[Transcription dataset entries]
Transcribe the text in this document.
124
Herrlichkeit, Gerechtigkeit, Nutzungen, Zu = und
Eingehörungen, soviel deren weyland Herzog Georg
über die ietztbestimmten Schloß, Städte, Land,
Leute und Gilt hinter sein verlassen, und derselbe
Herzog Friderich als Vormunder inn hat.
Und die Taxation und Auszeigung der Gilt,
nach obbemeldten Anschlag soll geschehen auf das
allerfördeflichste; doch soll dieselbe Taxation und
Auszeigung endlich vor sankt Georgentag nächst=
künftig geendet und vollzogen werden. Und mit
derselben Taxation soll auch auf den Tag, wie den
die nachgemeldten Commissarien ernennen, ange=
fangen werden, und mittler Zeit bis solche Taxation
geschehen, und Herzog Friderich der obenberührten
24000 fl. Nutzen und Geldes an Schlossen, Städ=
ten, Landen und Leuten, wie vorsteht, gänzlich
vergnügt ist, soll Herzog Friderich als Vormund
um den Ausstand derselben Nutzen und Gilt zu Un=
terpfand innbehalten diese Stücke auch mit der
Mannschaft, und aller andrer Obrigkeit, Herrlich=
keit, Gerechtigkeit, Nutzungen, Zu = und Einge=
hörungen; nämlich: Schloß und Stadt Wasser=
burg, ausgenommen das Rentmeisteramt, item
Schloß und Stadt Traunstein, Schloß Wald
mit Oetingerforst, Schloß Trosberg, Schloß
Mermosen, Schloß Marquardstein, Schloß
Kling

TASK TO COMPLETE:
Keeping every line exactly as it is, copy all the records.

EXERCISE ANSWER:
Transcribe the text in this document.
124
Herrlichkeit, Gerechtigkeit, Nutzungen, Zu = und
Eingehörungen, soviel deren weyland Herzog Georg
über die ietztbestimmten Schloß, Städte, Land,
Leute und Gilt hinter sein verlassen, und derselbe
Herzog Friderich als Vormunder inn hat.
Und die Taxation und Auszeigung der Gilt,
nach obbemeldten Anschlag soll geschehen auf das
allerfördeflichste; doch soll dieselbe Taxation und
Auszeigung endlich vor sankt Georgentag nächst=
künftig geendet und vollzogen werden. Und mit
derselben Taxation soll auch auf den Tag, wie den
die nachgemeldten Commissarien ernennen, ange=
fangen werden, und mittler Zeit bis solche Taxation
geschehen, und Herzog Friderich der obenberührten
24000 fl. Nutzen und Geldes an Schlossen, Städ=
ten, Landen und Leuten, wie vorsteht, gänzlich
vergnügt ist, soll Herzog Friderich als Vormund
um den Ausstand derselben Nutzen und Gilt zu Un=
terpfand innbehalten diese Stücke auch mit der
Mannschaft, und aller andrer Obrigkeit, Herrlich=
keit, Gerechtigkeit, Nutzungen, Zu = und Einge=
hörungen; nämlich: Schloß und Stadt Wasser=
burg, ausgenommen das Rentmeisteramt, item
Schloß und Stadt Traunstein, Schloß Wald
mit Oetingerforst, Schloß Trosberg, Schloß
Mermosen, Schloß Marquardstein, Schloß
Kling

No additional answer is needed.